WHAT THE EXERCISE ASKS:
Could you repeat the records below exactly, leaving out any pictures?

-- -- --

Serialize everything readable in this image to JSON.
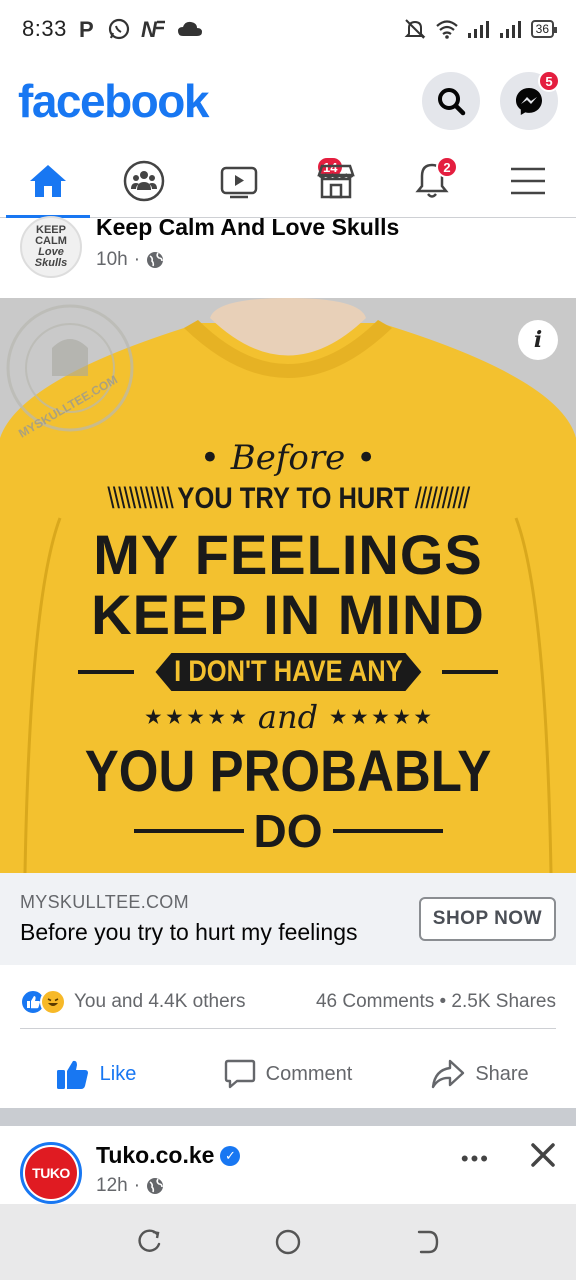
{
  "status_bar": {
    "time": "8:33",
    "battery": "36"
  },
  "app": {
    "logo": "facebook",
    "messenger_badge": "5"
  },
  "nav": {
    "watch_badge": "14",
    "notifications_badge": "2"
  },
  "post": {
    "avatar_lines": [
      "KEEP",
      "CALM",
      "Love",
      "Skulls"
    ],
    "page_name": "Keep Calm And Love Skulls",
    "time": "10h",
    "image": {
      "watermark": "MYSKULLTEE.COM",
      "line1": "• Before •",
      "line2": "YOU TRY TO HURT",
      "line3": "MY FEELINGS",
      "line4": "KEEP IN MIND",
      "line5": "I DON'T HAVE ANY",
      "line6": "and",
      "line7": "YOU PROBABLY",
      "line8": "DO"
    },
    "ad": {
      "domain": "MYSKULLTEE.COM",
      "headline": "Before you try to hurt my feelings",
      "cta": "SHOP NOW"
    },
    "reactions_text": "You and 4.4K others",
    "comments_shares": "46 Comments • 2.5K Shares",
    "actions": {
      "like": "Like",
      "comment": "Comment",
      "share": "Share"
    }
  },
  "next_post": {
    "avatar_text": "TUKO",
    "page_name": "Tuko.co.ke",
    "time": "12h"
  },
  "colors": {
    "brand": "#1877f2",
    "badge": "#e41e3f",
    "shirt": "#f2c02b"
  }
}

-- -- --

THE ANSWER:
Serialize everything readable in this image to JSON.
{
  "status_bar": {
    "time": "8:33",
    "battery": "36"
  },
  "app": {
    "logo": "facebook",
    "messenger_badge": "5"
  },
  "nav": {
    "watch_badge": "14",
    "notifications_badge": "2"
  },
  "post": {
    "avatar_lines": [
      "KEEP",
      "CALM",
      "Love",
      "Skulls"
    ],
    "page_name": "Keep Calm And Love Skulls",
    "time": "10h",
    "image": {
      "watermark": "MYSKULLTEE.COM",
      "line1": "• Before •",
      "line2": "YOU TRY TO HURT",
      "line3": "MY FEELINGS",
      "line4": "KEEP IN MIND",
      "line5": "I DON'T HAVE ANY",
      "line6": "and",
      "line7": "YOU PROBABLY",
      "line8": "DO"
    },
    "ad": {
      "domain": "MYSKULLTEE.COM",
      "headline": "Before you try to hurt my feelings",
      "cta": "SHOP NOW"
    },
    "reactions_text": "You and 4.4K others",
    "comments_shares": "46 Comments • 2.5K Shares",
    "actions": {
      "like": "Like",
      "comment": "Comment",
      "share": "Share"
    }
  },
  "next_post": {
    "avatar_text": "TUKO",
    "page_name": "Tuko.co.ke",
    "time": "12h"
  },
  "colors": {
    "brand": "#1877f2",
    "badge": "#e41e3f",
    "shirt": "#f2c02b"
  }
}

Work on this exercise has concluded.